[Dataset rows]

________________________________________

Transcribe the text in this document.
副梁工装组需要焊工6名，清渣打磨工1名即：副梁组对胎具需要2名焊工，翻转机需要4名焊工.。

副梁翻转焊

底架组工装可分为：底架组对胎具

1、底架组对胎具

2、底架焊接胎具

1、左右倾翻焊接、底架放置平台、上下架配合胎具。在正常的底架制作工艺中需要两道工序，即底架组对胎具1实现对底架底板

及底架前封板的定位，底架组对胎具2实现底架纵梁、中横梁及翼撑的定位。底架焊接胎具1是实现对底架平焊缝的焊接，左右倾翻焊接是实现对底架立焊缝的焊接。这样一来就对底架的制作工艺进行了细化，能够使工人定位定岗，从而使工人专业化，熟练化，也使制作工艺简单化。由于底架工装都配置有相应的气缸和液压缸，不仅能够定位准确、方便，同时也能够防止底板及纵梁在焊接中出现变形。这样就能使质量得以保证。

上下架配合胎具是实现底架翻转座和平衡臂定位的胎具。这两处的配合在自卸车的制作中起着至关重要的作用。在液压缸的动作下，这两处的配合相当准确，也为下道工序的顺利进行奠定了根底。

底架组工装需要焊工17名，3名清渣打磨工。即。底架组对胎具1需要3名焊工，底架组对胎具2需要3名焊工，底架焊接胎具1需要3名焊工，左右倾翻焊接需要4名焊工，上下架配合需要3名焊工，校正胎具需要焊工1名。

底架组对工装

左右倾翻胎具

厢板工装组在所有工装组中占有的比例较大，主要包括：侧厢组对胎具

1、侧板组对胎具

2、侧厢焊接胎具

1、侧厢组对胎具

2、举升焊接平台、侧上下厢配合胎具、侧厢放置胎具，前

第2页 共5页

________________________________________

Read the data above and pull out each line that holds the string "侧厢组对胎具".

厢板工装组在所有工装组中占有的比例较大，主要包括：侧厢组对胎具
1、侧厢组对胎具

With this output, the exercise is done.